Copy out every line of the data below word for word, leaving out the pictures.
* BEGIN *
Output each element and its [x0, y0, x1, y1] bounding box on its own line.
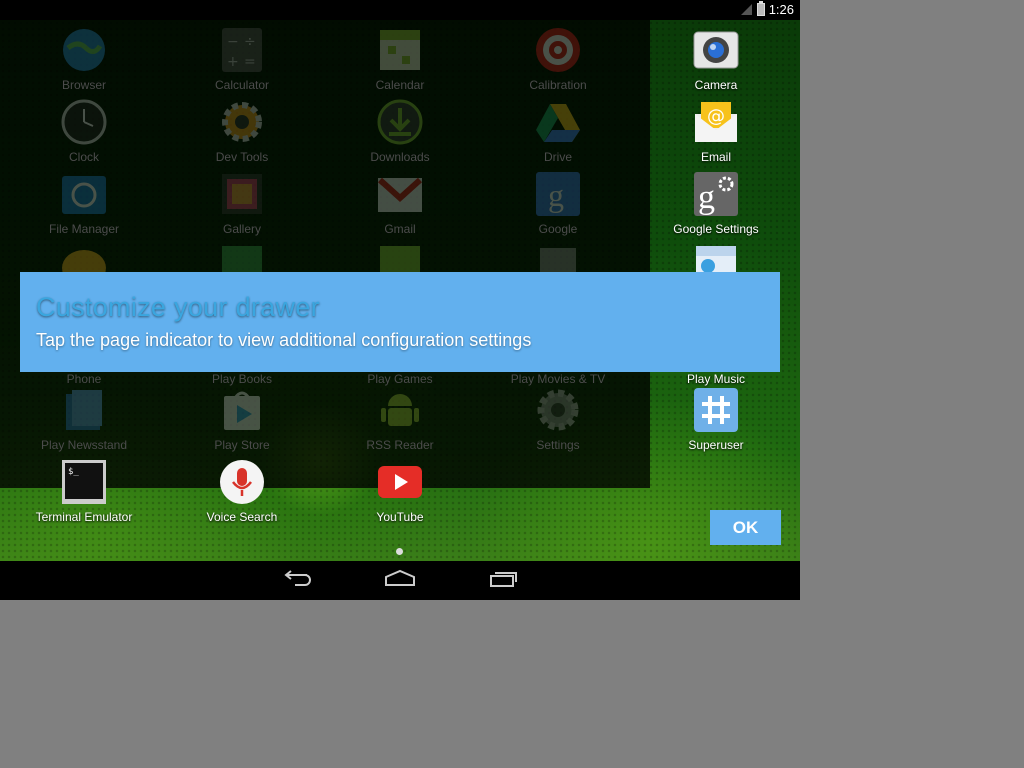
- app-label: File Manager: [48, 222, 120, 236]
- signal-icon: [741, 4, 752, 15]
- download-icon: [376, 98, 424, 146]
- app-browser[interactable]: Browser: [14, 26, 154, 92]
- status-clock: 1:26: [768, 2, 794, 17]
- android-icon: [376, 386, 424, 434]
- target-icon: [534, 26, 582, 74]
- app-label: Browser: [61, 78, 106, 92]
- recent-apps-icon: [489, 569, 519, 593]
- home-button[interactable]: [370, 565, 430, 597]
- app-clock[interactable]: Clock: [14, 98, 154, 164]
- customize-drawer-dialog: Customize your drawer Tap the page indic…: [20, 272, 780, 372]
- svg-text:g: g: [548, 177, 564, 213]
- gmail-icon: [376, 170, 424, 218]
- app-label: Clock: [68, 150, 99, 164]
- app-label: Gallery: [222, 222, 261, 236]
- app-label: Phone: [66, 372, 102, 386]
- gallery-icon: [218, 170, 266, 218]
- app-camera[interactable]: Camera: [646, 26, 786, 92]
- app-label: YouTube: [376, 510, 424, 524]
- app-label: Play Books: [211, 372, 273, 386]
- hash-icon: [692, 386, 740, 434]
- drive-icon: [534, 98, 582, 146]
- camera-icon: [692, 26, 740, 74]
- app-play-store[interactable]: Play Store: [172, 386, 312, 452]
- clock-icon: [60, 98, 108, 146]
- app-label: Google: [538, 222, 578, 236]
- android-screen: 1:26 Browser − ÷ + = Calculator Calendar Ca…: [0, 0, 800, 600]
- app-label: Calibration: [529, 78, 587, 92]
- app-label: Superuser: [688, 438, 744, 452]
- app-label: Terminal Emulator: [35, 510, 133, 524]
- app-label: Calculator: [214, 78, 270, 92]
- dialog-message: Tap the page indicator to view additiona…: [36, 330, 532, 350]
- app-calculator[interactable]: − ÷ + = Calculator: [172, 26, 312, 92]
- youtube-icon: [376, 458, 424, 506]
- microphone-icon: [218, 458, 266, 506]
- app-label: Play Newsstand: [40, 438, 128, 452]
- app-rss-reader[interactable]: RSS Reader: [330, 386, 470, 452]
- status-bar: 1:26: [0, 0, 800, 20]
- app-drive[interactable]: Drive: [488, 98, 628, 164]
- app-youtube[interactable]: YouTube: [330, 458, 470, 524]
- gear-icon: [218, 98, 266, 146]
- app-label: Play Music: [686, 372, 745, 386]
- app-superuser[interactable]: Superuser: [646, 386, 786, 452]
- svg-text:@: @: [707, 106, 725, 127]
- back-icon: [281, 569, 311, 593]
- app-gallery[interactable]: Gallery: [172, 170, 312, 236]
- app-label: Email: [700, 150, 731, 164]
- folder-icon: [60, 170, 108, 218]
- app-label: Gmail: [384, 222, 416, 236]
- dialog-title: Customize your drawer: [36, 292, 320, 322]
- app-label: Settings: [536, 438, 580, 452]
- svg-text:g: g: [698, 179, 715, 216]
- recent-apps-button[interactable]: [474, 565, 534, 597]
- svg-text:=: =: [244, 54, 256, 70]
- app-voice-search[interactable]: Voice Search: [172, 458, 312, 524]
- play-store-icon: [218, 386, 266, 434]
- app-terminal-emulator[interactable]: $_ Terminal Emulator: [14, 458, 154, 524]
- svg-text:−: −: [227, 34, 239, 50]
- app-google-settings[interactable]: g Google Settings: [646, 170, 786, 236]
- app-label: Play Movies & TV: [510, 372, 606, 386]
- ok-button[interactable]: OK: [710, 510, 781, 545]
- app-file-manager[interactable]: File Manager: [14, 170, 154, 236]
- app-email[interactable]: @ Email: [646, 98, 786, 164]
- app-label: Calendar: [375, 78, 425, 92]
- app-dev-tools[interactable]: Dev Tools: [172, 98, 312, 164]
- app-play-newsstand[interactable]: Play Newsstand: [14, 386, 154, 452]
- calculator-icon: − ÷ + =: [218, 26, 266, 74]
- navigation-bar: [0, 561, 800, 600]
- app-label: Google Settings: [673, 222, 759, 236]
- app-gmail[interactable]: Gmail: [330, 170, 470, 236]
- battery-icon: [757, 1, 765, 16]
- svg-text:÷: ÷: [244, 34, 256, 50]
- app-label: Play Store: [214, 438, 270, 452]
- app-label: Downloads: [370, 150, 430, 164]
- email-icon: @: [692, 98, 740, 146]
- app-label: Play Games: [367, 372, 433, 386]
- app-calendar[interactable]: Calendar: [330, 26, 470, 92]
- app-label: Camera: [694, 78, 738, 92]
- app-google[interactable]: g Google: [488, 170, 628, 236]
- google-icon: g: [534, 170, 582, 218]
- terminal-icon: $_: [60, 458, 108, 506]
- app-downloads[interactable]: Downloads: [330, 98, 470, 164]
- google-settings-icon: g: [692, 170, 740, 218]
- svg-text:$_: $_: [68, 467, 79, 477]
- home-icon: [384, 569, 416, 593]
- app-settings[interactable]: Settings: [488, 386, 628, 452]
- calendar-icon: [376, 26, 424, 74]
- svg-text:+: +: [227, 54, 239, 70]
- app-label: Dev Tools: [215, 150, 269, 164]
- newsstand-icon: [60, 386, 108, 434]
- settings-gear-icon: [534, 386, 582, 434]
- app-label: RSS Reader: [366, 438, 434, 452]
- back-button[interactable]: [266, 565, 326, 597]
- browser-icon: [60, 26, 108, 74]
- page-indicator[interactable]: [396, 548, 403, 555]
- app-label: Voice Search: [206, 510, 278, 524]
- app-calibration[interactable]: Calibration: [488, 26, 628, 92]
- app-label: Drive: [543, 150, 572, 164]
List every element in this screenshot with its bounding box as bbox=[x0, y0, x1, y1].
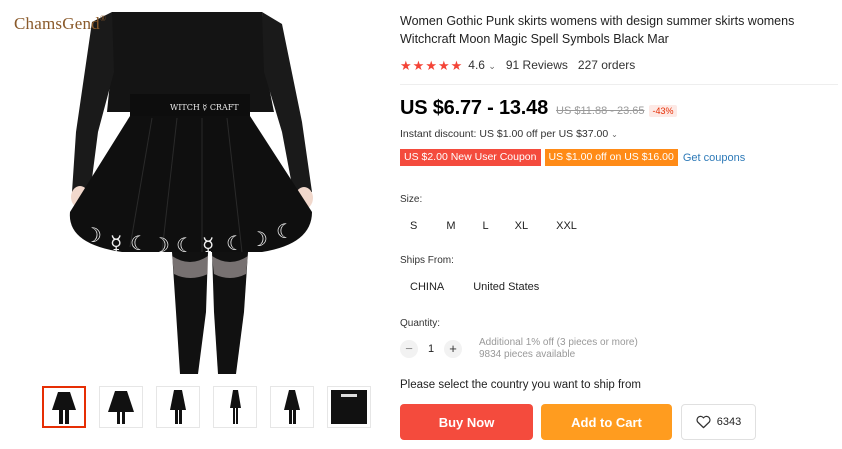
* END *
- **SOLUTION**:
Output each element and its [x0, y0, x1, y1] bounding box on its own line.
- app-label: File Manager: [48, 222, 120, 236]
- signal-icon: [741, 4, 752, 15]
- download-icon: [376, 98, 424, 146]
- app-browser[interactable]: Browser: [14, 26, 154, 92]
- status-clock: 1:26: [768, 2, 794, 17]
- android-icon: [376, 386, 424, 434]
- target-icon: [534, 26, 582, 74]
- app-label: Browser: [61, 78, 106, 92]
- recent-apps-icon: [489, 569, 519, 593]
- home-button[interactable]: [370, 565, 430, 597]
- app-clock[interactable]: Clock: [14, 98, 154, 164]
- customize-drawer-dialog: Customize your drawer Tap the page indic…: [20, 272, 780, 372]
- svg-text:g: g: [548, 177, 564, 213]
- gmail-icon: [376, 170, 424, 218]
- app-label: Clock: [68, 150, 99, 164]
- app-label: Gallery: [222, 222, 261, 236]
- app-label: Phone: [66, 372, 102, 386]
- gallery-icon: [218, 170, 266, 218]
- app-camera[interactable]: Camera: [646, 26, 786, 92]
- app-label: YouTube: [376, 510, 424, 524]
- app-label: Play Books: [211, 372, 273, 386]
- hash-icon: [692, 386, 740, 434]
- drive-icon: [534, 98, 582, 146]
- camera-icon: [692, 26, 740, 74]
- app-play-store[interactable]: Play Store: [172, 386, 312, 452]
- clock-icon: [60, 98, 108, 146]
- app-label: Google: [538, 222, 578, 236]
- android-screen: 1:26 Browser − ÷ + = Calculator Calendar Ca…: [0, 0, 800, 600]
- app-label: Calibration: [529, 78, 587, 92]
- app-label: Superuser: [688, 438, 744, 452]
- app-label: Terminal Emulator: [35, 510, 133, 524]
- app-label: Calculator: [214, 78, 270, 92]
- dialog-message: Tap the page indicator to view additiona…: [36, 330, 532, 350]
- app-calculator[interactable]: − ÷ + = Calculator: [172, 26, 312, 92]
- youtube-icon: [376, 458, 424, 506]
- microphone-icon: [218, 458, 266, 506]
- app-label: Play Newsstand: [40, 438, 128, 452]
- app-rss-reader[interactable]: RSS Reader: [330, 386, 470, 452]
- status-bar: 1:26: [0, 0, 800, 20]
- app-drive[interactable]: Drive: [488, 98, 628, 164]
- app-youtube[interactable]: YouTube: [330, 458, 470, 524]
- gear-icon: [218, 98, 266, 146]
- app-label: Play Music: [686, 372, 745, 386]
- app-superuser[interactable]: Superuser: [646, 386, 786, 452]
- svg-text:@: @: [707, 106, 725, 127]
- back-icon: [281, 569, 311, 593]
- app-gallery[interactable]: Gallery: [172, 170, 312, 236]
- app-label: Email: [700, 150, 731, 164]
- folder-icon: [60, 170, 108, 218]
- app-label: Gmail: [384, 222, 416, 236]
- dialog-title: Customize your drawer: [36, 292, 320, 322]
- app-label: Settings: [536, 438, 580, 452]
- svg-text:g: g: [698, 179, 715, 216]
- recent-apps-button[interactable]: [474, 565, 534, 597]
- svg-text:=: =: [244, 54, 256, 70]
- app-voice-search[interactable]: Voice Search: [172, 458, 312, 524]
- play-store-icon: [218, 386, 266, 434]
- app-terminal-emulator[interactable]: $_ Terminal Emulator: [14, 458, 154, 524]
- svg-text:−: −: [227, 34, 239, 50]
- app-google-settings[interactable]: g Google Settings: [646, 170, 786, 236]
- app-label: Play Movies & TV: [510, 372, 606, 386]
- ok-button[interactable]: OK: [710, 510, 781, 545]
- app-file-manager[interactable]: File Manager: [14, 170, 154, 236]
- app-email[interactable]: @ Email: [646, 98, 786, 164]
- app-label: Calendar: [375, 78, 425, 92]
- app-dev-tools[interactable]: Dev Tools: [172, 98, 312, 164]
- app-play-newsstand[interactable]: Play Newsstand: [14, 386, 154, 452]
- calculator-icon: − ÷ + =: [218, 26, 266, 74]
- navigation-bar: [0, 561, 800, 600]
- app-label: Google Settings: [673, 222, 759, 236]
- app-gmail[interactable]: Gmail: [330, 170, 470, 236]
- battery-icon: [757, 1, 765, 16]
- svg-text:÷: ÷: [244, 34, 256, 50]
- app-label: Play Store: [214, 438, 270, 452]
- app-label: Downloads: [370, 150, 430, 164]
- email-icon: @: [692, 98, 740, 146]
- app-label: Play Games: [367, 372, 433, 386]
- app-calendar[interactable]: Calendar: [330, 26, 470, 92]
- app-label: Camera: [694, 78, 738, 92]
- app-google[interactable]: g Google: [488, 170, 628, 236]
- google-icon: g: [534, 170, 582, 218]
- terminal-icon: $_: [60, 458, 108, 506]
- app-downloads[interactable]: Downloads: [330, 98, 470, 164]
- google-settings-icon: g: [692, 170, 740, 218]
- svg-text:$_: $_: [68, 467, 79, 477]
- home-icon: [384, 569, 416, 593]
- app-settings[interactable]: Settings: [488, 386, 628, 452]
- calendar-icon: [376, 26, 424, 74]
- svg-text:+: +: [227, 54, 239, 70]
- app-label: Dev Tools: [215, 150, 269, 164]
- newsstand-icon: [60, 386, 108, 434]
- settings-gear-icon: [534, 386, 582, 434]
- app-label: RSS Reader: [366, 438, 434, 452]
- back-button[interactable]: [266, 565, 326, 597]
- browser-icon: [60, 26, 108, 74]
- page-indicator[interactable]: [396, 548, 403, 555]
- app-label: Voice Search: [206, 510, 278, 524]
- app-calibration[interactable]: Calibration: [488, 26, 628, 92]
- app-label: Drive: [543, 150, 572, 164]
List every element in this screenshot with its bounding box as bbox=[x0, y0, x1, y1].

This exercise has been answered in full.